[Start of Extracted data]

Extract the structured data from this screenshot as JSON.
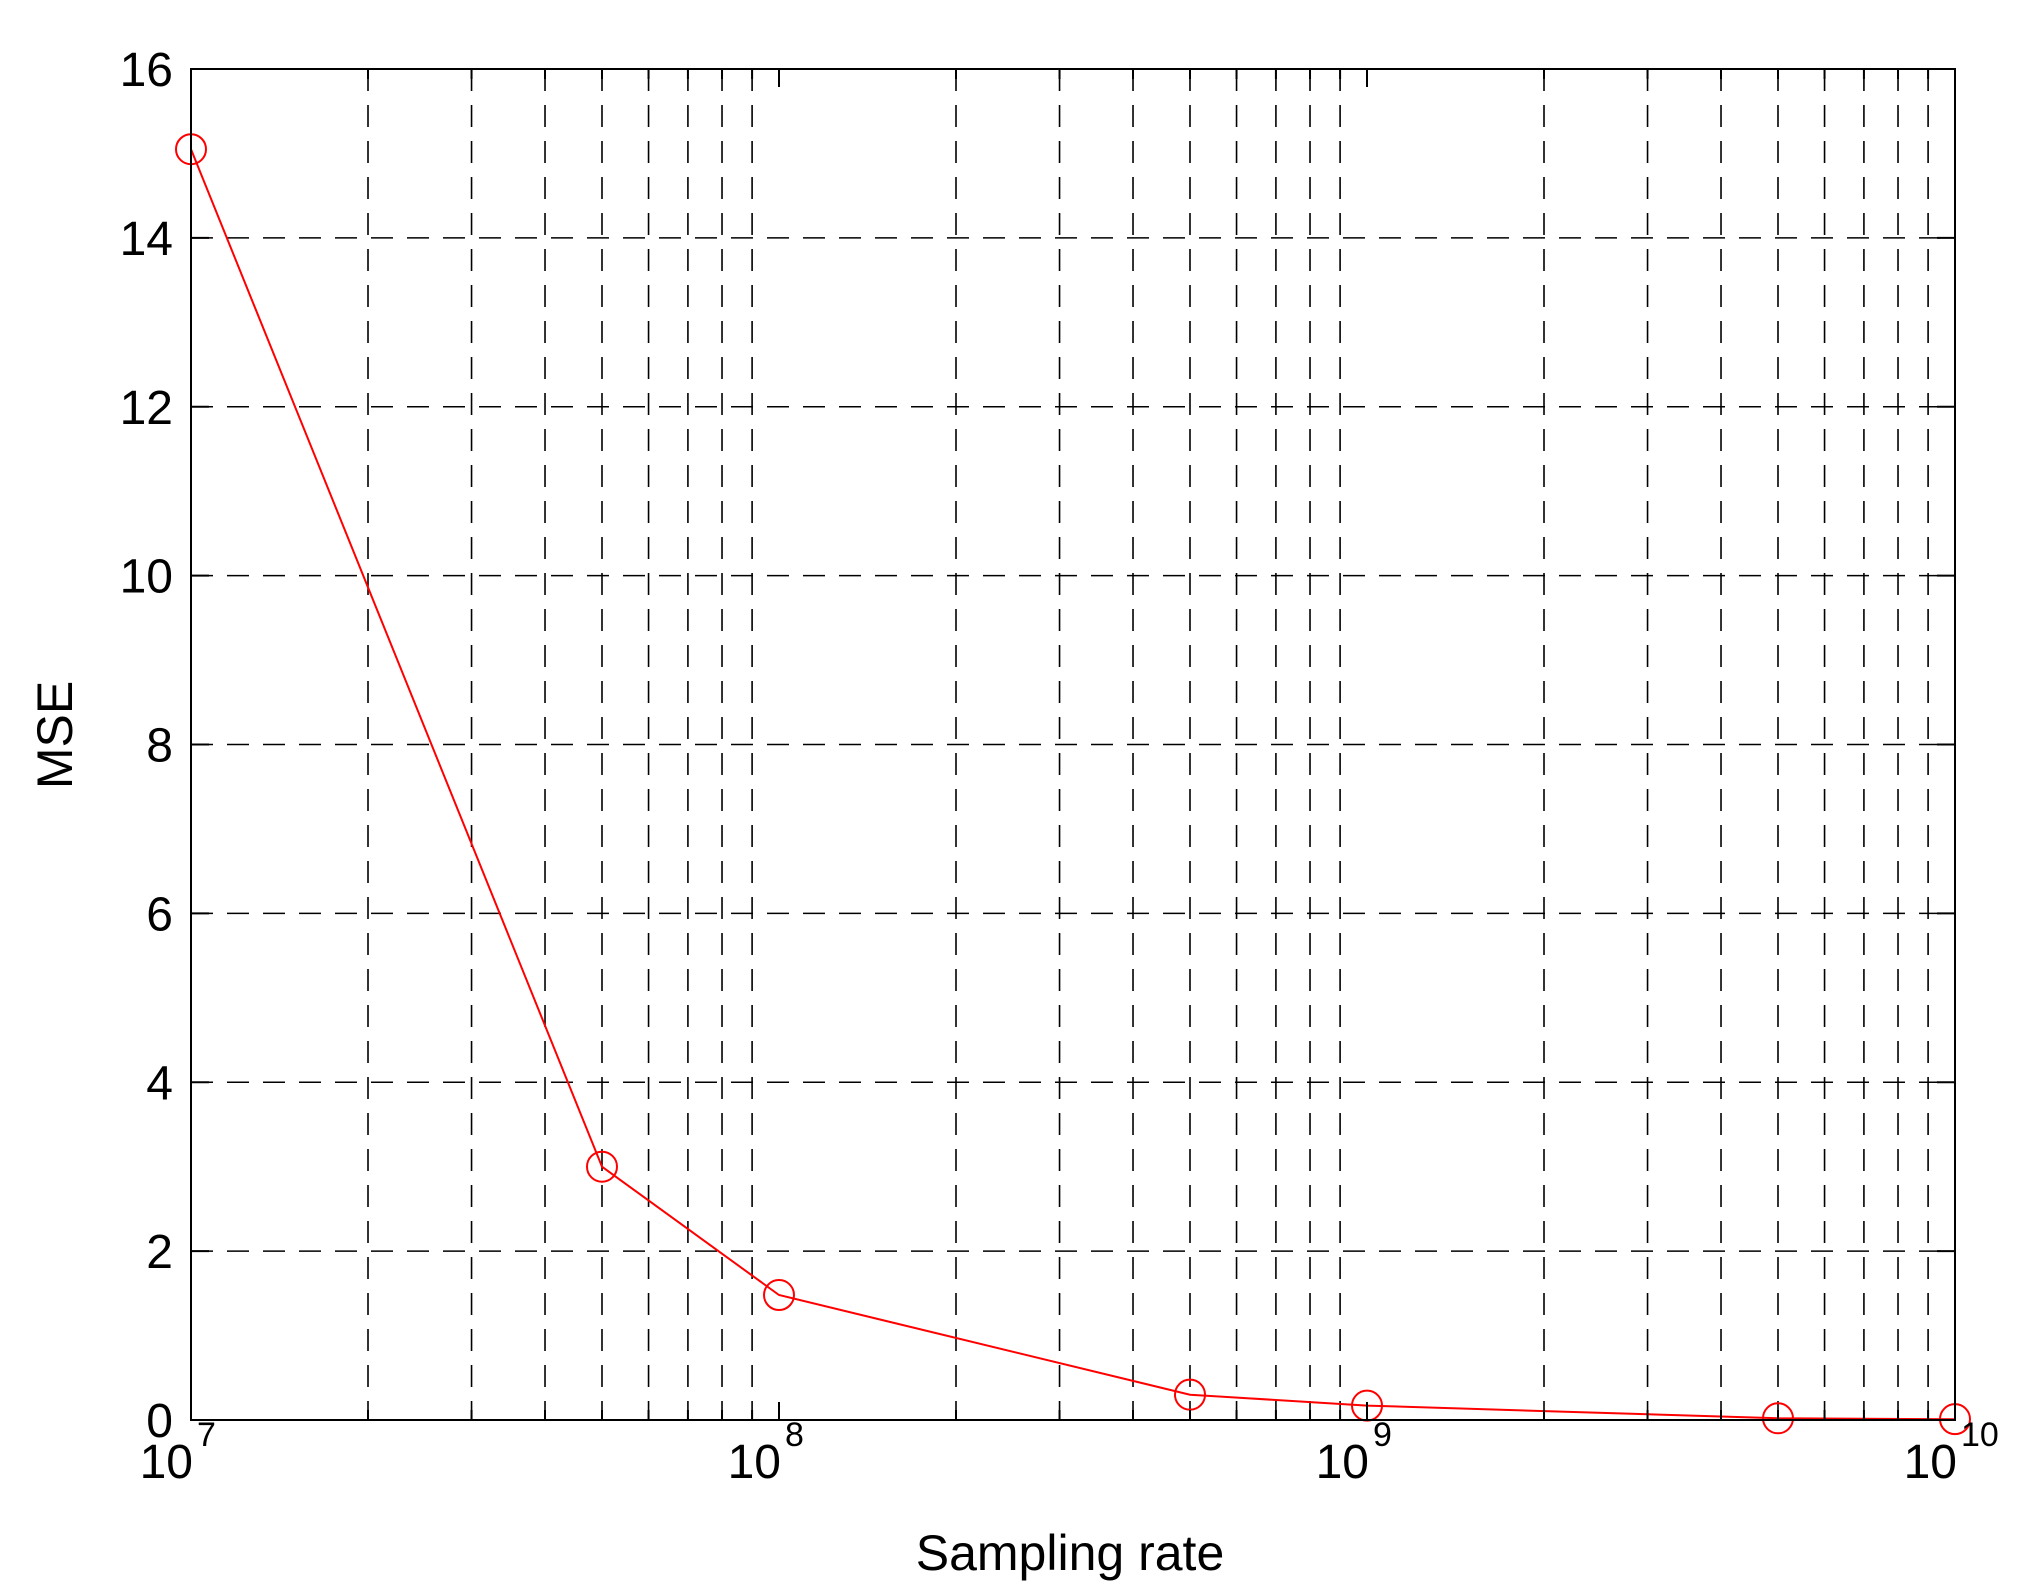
{
  "chart_data": {
    "type": "line",
    "title": "",
    "xlabel": "Sampling rate",
    "ylabel": "MSE",
    "xscale": "log",
    "xlim": [
      10000000,
      10000000000
    ],
    "ylim": [
      0,
      16
    ],
    "grid": true,
    "grid_style": "dashed",
    "legend": "none",
    "x_ticks": [
      {
        "value": 10000000,
        "base": "10",
        "exp": "7"
      },
      {
        "value": 100000000,
        "base": "10",
        "exp": "8"
      },
      {
        "value": 1000000000,
        "base": "10",
        "exp": "9"
      },
      {
        "value": 10000000000,
        "base": "10",
        "exp": "10"
      }
    ],
    "y_ticks": [
      "0",
      "2",
      "4",
      "6",
      "8",
      "10",
      "12",
      "14",
      "16"
    ],
    "series": [
      {
        "color": "#ff0000",
        "marker": "circle",
        "x": [
          10000000,
          50000000,
          100000000,
          500000000,
          1000000000,
          5000000000,
          10000000000
        ],
        "y": [
          15.05,
          3.0,
          1.48,
          0.3,
          0.17,
          0.02,
          0.01
        ]
      }
    ]
  }
}
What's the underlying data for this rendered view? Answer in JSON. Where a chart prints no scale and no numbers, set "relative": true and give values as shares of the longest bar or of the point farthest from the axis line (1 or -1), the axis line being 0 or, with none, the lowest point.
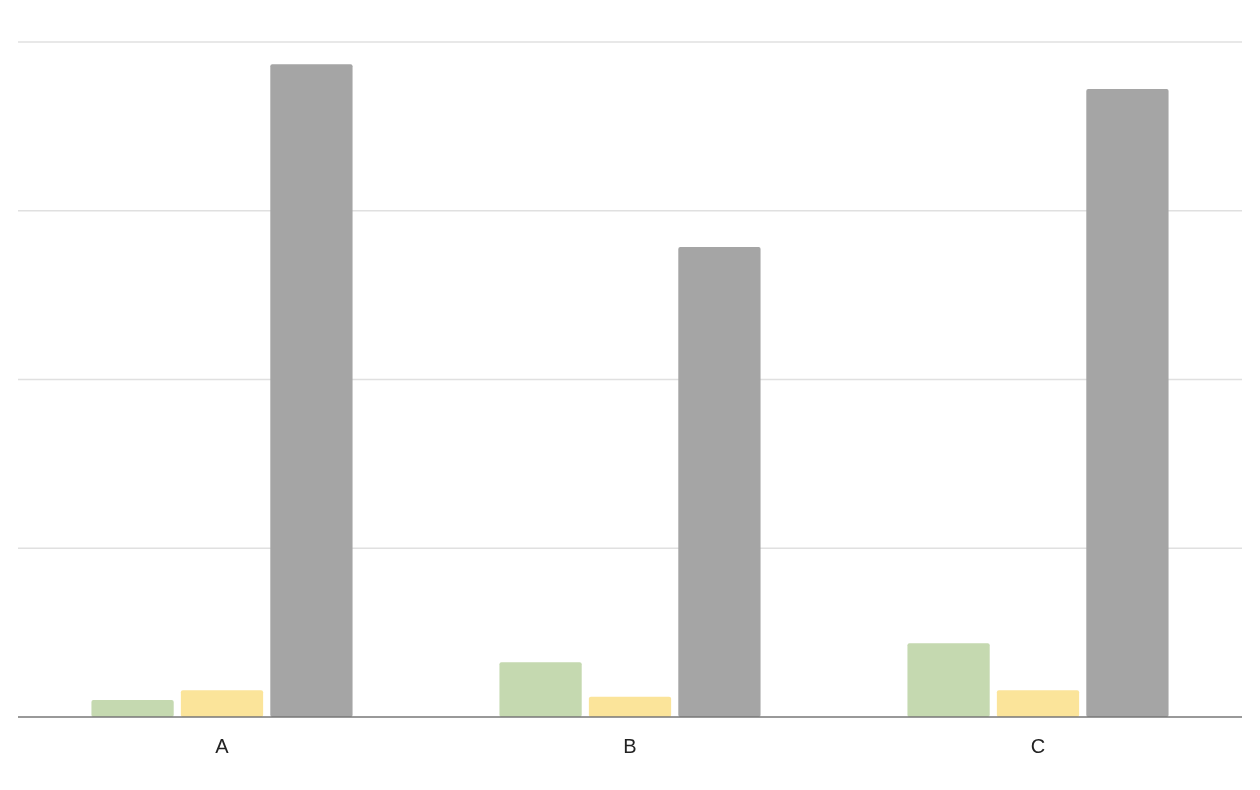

[End of Extracted data]

_Problem requirements:_
Repeat each entry exactly as given; no pictures belong in the copy.

_Result of this task:_
Extract the structured data from this screenshot as JSON.
{
  "chart_data": {
    "type": "line",
    "title": "",
    "xlabel": "Sampling rate",
    "ylabel": "MSE",
    "xscale": "log",
    "xlim": [
      10000000,
      10000000000
    ],
    "ylim": [
      0,
      16
    ],
    "grid": true,
    "grid_style": "dashed",
    "legend": "none",
    "x_ticks": [
      {
        "value": 10000000,
        "base": "10",
        "exp": "7"
      },
      {
        "value": 100000000,
        "base": "10",
        "exp": "8"
      },
      {
        "value": 1000000000,
        "base": "10",
        "exp": "9"
      },
      {
        "value": 10000000000,
        "base": "10",
        "exp": "10"
      }
    ],
    "y_ticks": [
      "0",
      "2",
      "4",
      "6",
      "8",
      "10",
      "12",
      "14",
      "16"
    ],
    "series": [
      {
        "color": "#ff0000",
        "marker": "circle",
        "x": [
          10000000,
          50000000,
          100000000,
          500000000,
          1000000000,
          5000000000,
          10000000000
        ],
        "y": [
          15.05,
          3.0,
          1.48,
          0.3,
          0.17,
          0.02,
          0.01
        ]
      }
    ]
  }
}
What's the underlying data for this rendered view? Answer in JSON. Where a chart prints no scale and no numbers, set "relative": true and give values as shares of the longest bar or of the point farthest from the axis line (1 or -1), the axis line being 0 or, with none, the lowest point.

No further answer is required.